Short exercise: Write out all of the entries exactly as given.

Stored data:

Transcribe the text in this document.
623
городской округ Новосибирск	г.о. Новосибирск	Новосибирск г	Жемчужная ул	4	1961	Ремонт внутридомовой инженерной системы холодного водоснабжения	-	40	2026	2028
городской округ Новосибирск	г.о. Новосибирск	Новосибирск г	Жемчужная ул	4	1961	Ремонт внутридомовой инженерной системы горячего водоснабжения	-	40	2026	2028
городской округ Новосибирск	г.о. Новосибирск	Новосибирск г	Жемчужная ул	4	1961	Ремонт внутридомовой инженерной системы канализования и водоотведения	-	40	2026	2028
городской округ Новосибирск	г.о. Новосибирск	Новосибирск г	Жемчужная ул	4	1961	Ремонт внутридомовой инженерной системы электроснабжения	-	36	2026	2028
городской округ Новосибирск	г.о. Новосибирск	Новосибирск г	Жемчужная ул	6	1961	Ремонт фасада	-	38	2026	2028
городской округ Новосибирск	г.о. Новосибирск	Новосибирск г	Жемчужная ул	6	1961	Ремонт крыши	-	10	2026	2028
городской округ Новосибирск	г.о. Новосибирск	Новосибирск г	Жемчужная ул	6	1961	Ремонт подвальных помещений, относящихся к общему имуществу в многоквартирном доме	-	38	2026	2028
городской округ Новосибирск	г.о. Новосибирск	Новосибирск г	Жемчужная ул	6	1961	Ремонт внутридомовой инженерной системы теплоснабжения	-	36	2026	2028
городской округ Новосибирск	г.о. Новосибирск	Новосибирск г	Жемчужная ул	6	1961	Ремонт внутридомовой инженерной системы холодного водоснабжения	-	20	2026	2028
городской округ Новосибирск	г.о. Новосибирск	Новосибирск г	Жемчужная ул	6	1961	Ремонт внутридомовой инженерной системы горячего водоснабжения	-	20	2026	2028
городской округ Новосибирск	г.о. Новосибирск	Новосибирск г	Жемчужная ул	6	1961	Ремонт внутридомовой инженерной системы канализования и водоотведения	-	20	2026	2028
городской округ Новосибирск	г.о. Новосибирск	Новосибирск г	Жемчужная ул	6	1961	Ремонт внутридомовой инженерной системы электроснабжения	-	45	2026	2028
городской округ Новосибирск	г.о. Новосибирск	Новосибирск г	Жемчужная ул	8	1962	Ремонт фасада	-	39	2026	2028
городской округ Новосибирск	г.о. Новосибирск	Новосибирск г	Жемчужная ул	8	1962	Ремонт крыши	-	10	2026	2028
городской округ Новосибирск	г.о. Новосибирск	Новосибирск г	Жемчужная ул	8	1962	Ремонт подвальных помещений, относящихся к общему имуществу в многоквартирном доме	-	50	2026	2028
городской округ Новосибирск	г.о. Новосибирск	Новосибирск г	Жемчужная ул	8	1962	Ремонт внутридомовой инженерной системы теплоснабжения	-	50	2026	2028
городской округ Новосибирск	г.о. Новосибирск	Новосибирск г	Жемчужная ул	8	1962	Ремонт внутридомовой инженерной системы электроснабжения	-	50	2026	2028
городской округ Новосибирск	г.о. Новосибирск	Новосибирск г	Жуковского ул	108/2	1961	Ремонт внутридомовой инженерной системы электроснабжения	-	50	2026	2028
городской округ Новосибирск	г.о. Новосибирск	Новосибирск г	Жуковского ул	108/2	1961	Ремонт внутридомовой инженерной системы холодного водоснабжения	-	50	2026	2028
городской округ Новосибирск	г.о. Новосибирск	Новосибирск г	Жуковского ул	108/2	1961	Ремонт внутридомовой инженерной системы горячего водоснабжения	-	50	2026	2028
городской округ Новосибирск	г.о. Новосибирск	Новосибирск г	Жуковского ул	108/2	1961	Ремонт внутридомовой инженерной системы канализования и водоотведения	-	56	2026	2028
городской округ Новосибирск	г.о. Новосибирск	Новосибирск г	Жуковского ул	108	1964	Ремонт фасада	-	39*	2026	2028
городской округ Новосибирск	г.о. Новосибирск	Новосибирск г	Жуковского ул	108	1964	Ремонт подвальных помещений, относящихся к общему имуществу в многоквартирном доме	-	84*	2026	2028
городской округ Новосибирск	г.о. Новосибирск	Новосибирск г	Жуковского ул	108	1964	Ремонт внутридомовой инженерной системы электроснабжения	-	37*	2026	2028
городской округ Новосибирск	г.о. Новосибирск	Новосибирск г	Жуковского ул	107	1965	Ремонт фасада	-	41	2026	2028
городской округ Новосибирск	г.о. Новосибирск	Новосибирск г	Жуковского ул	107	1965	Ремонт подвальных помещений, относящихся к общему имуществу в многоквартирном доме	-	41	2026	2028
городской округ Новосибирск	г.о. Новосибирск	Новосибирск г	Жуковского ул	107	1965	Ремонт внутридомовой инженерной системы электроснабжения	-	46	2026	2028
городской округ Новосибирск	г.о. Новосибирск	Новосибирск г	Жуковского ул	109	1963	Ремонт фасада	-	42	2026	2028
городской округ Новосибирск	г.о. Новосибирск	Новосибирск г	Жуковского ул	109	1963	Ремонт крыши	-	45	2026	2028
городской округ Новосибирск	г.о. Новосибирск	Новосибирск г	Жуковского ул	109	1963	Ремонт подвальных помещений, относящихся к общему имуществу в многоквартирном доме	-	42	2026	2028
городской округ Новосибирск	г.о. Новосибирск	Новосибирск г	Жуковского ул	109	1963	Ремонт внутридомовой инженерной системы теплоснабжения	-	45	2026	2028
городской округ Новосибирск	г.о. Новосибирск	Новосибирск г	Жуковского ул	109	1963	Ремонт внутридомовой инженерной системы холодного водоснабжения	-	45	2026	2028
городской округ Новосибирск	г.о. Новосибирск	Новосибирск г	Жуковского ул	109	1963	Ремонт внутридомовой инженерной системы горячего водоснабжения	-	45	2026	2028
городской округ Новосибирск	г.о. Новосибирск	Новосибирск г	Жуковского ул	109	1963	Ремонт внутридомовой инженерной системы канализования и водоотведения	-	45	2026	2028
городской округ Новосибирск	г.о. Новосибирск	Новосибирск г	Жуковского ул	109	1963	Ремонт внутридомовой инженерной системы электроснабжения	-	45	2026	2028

Response for this exercise:
Transcribe the text in this document.
623
городской округ Новосибирск	г.о. Новосибирск	Новосибирск г	Жемчужная ул	4	1961	Ремонт внутридомовой инженерной системы холодного водоснабжения	-	40	2026	2028
городской округ Новосибирск	г.о. Новосибирск	Новосибирск г	Жемчужная ул	4	1961	Ремонт внутридомовой инженерной системы горячего водоснабжения	-	40	2026	2028
городской округ Новосибирск	г.о. Новосибирск	Новосибирск г	Жемчужная ул	4	1961	Ремонт внутридомовой инженерной системы канализования и водоотведения	-	40	2026	2028
городской округ Новосибирск	г.о. Новосибирск	Новосибирск г	Жемчужная ул	4	1961	Ремонт внутридомовой инженерной системы электроснабжения	-	36	2026	2028
городской округ Новосибирск	г.о. Новосибирск	Новосибирск г	Жемчужная ул	6	1961	Ремонт фасада	-	38	2026	2028
городской округ Новосибирск	г.о. Новосибирск	Новосибирск г	Жемчужная ул	6	1961	Ремонт крыши	-	10	2026	2028
городской округ Новосибирск	г.о. Новосибирск	Новосибирск г	Жемчужная ул	6	1961	Ремонт подвальных помещений, относящихся к общему имуществу в многоквартирном доме	-	38	2026	2028
городской округ Новосибирск	г.о. Новосибирск	Новосибирск г	Жемчужная ул	6	1961	Ремонт внутридомовой инженерной системы теплоснабжения	-	36	2026	2028
городской округ Новосибирск	г.о. Новосибирск	Новосибирск г	Жемчужная ул	6	1961	Ремонт внутридомовой инженерной системы холодного водоснабжения	-	20	2026	2028
городской округ Новосибирск	г.о. Новосибирск	Новосибирск г	Жемчужная ул	6	1961	Ремонт внутридомовой инженерной системы горячего водоснабжения	-	20	2026	2028
городской округ Новосибирск	г.о. Новосибирск	Новосибирск г	Жемчужная ул	6	1961	Ремонт внутридомовой инженерной системы канализования и водоотведения	-	20	2026	2028
городской округ Новосибирск	г.о. Новосибирск	Новосибирск г	Жемчужная ул	6	1961	Ремонт внутридомовой инженерной системы электроснабжения	-	45	2026	2028
городской округ Новосибирск	г.о. Новосибирск	Новосибирск г	Жемчужная ул	8	1962	Ремонт фасада	-	39	2026	2028
городской округ Новосибирск	г.о. Новосибирск	Новосибирск г	Жемчужная ул	8	1962	Ремонт крыши	-	10	2026	2028
городской округ Новосибирск	г.о. Новосибирск	Новосибирск г	Жемчужная ул	8	1962	Ремонт подвальных помещений, относящихся к общему имуществу в многоквартирном доме	-	50	2026	2028
городской округ Новосибирск	г.о. Новосибирск	Новосибирск г	Жемчужная ул	8	1962	Ремонт внутридомовой инженерной системы теплоснабжения	-	50	2026	2028
городской округ Новосибирск	г.о. Новосибирск	Новосибирск г	Жемчужная ул	8	1962	Ремонт внутридомовой инженерной системы электроснабжения	-	50	2026	2028
городской округ Новосибирск	г.о. Новосибирск	Новосибирск г	Жуковского ул	108/2	1961	Ремонт внутридомовой инженерной системы электроснабжения	-	50	2026	2028
городской округ Новосибирск	г.о. Новосибирск	Новосибирск г	Жуковского ул	108/2	1961	Ремонт внутридомовой инженерной системы холодного водоснабжения	-	50	2026	2028
городской округ Новосибирск	г.о. Новосибирск	Новосибирск г	Жуковского ул	108/2	1961	Ремонт внутридомовой инженерной системы горячего водоснабжения	-	50	2026	2028
городской округ Новосибирск	г.о. Новосибирск	Новосибирск г	Жуковского ул	108/2	1961	Ремонт внутридомовой инженерной системы канализования и водоотведения	-	56	2026	2028
городской округ Новосибирск	г.о. Новосибирск	Новосибирск г	Жуковского ул	108	1964	Ремонт фасада	-	39*	2026	2028
городской округ Новосибирск	г.о. Новосибирск	Новосибирск г	Жуковского ул	108	1964	Ремонт подвальных помещений, относящихся к общему имуществу в многоквартирном доме	-	84*	2026	2028
городской округ Новосибирск	г.о. Новосибирск	Новосибирск г	Жуковского ул	108	1964	Ремонт внутридомовой инженерной системы электроснабжения	-	37*	2026	2028
городской округ Новосибирск	г.о. Новосибирск	Новосибирск г	Жуковского ул	107	1965	Ремонт фасада	-	41	2026	2028
городской округ Новосибирск	г.о. Новосибирск	Новосибирск г	Жуковского ул	107	1965	Ремонт подвальных помещений, относящихся к общему имуществу в многоквартирном доме	-	41	2026	2028
городской округ Новосибирск	г.о. Новосибирск	Новосибирск г	Жуковского ул	107	1965	Ремонт внутридомовой инженерной системы электроснабжения	-	46	2026	2028
городской округ Новосибирск	г.о. Новосибирск	Новосибирск г	Жуковского ул	109	1963	Ремонт фасада	-	42	2026	2028
городской округ Новосибирск	г.о. Новосибирск	Новосибирск г	Жуковского ул	109	1963	Ремонт крыши	-	45	2026	2028
городской округ Новосибирск	г.о. Новосибирск	Новосибирск г	Жуковского ул	109	1963	Ремонт подвальных помещений, относящихся к общему имуществу в многоквартирном доме	-	42	2026	2028
городской округ Новосибирск	г.о. Новосибирск	Новосибирск г	Жуковского ул	109	1963	Ремонт внутридомовой инженерной системы теплоснабжения	-	45	2026	2028
городской округ Новосибирск	г.о. Новосибирск	Новосибирск г	Жуковского ул	109	1963	Ремонт внутридомовой инженерной системы холодного водоснабжения	-	45	2026	2028
городской округ Новосибирск	г.о. Новосибирск	Новосибирск г	Жуковского ул	109	1963	Ремонт внутридомовой инженерной системы горячего водоснабжения	-	45	2026	2028
городской округ Новосибирск	г.о. Новосибирск	Новосибирск г	Жуковского ул	109	1963	Ремонт внутридомовой инженерной системы канализования и водоотведения	-	45	2026	2028
городской округ Новосибирск	г.о. Новосибирск	Новосибирск г	Жуковского ул	109	1963	Ремонт внутридомовой инженерной системы электроснабжения	-	45	2026	2028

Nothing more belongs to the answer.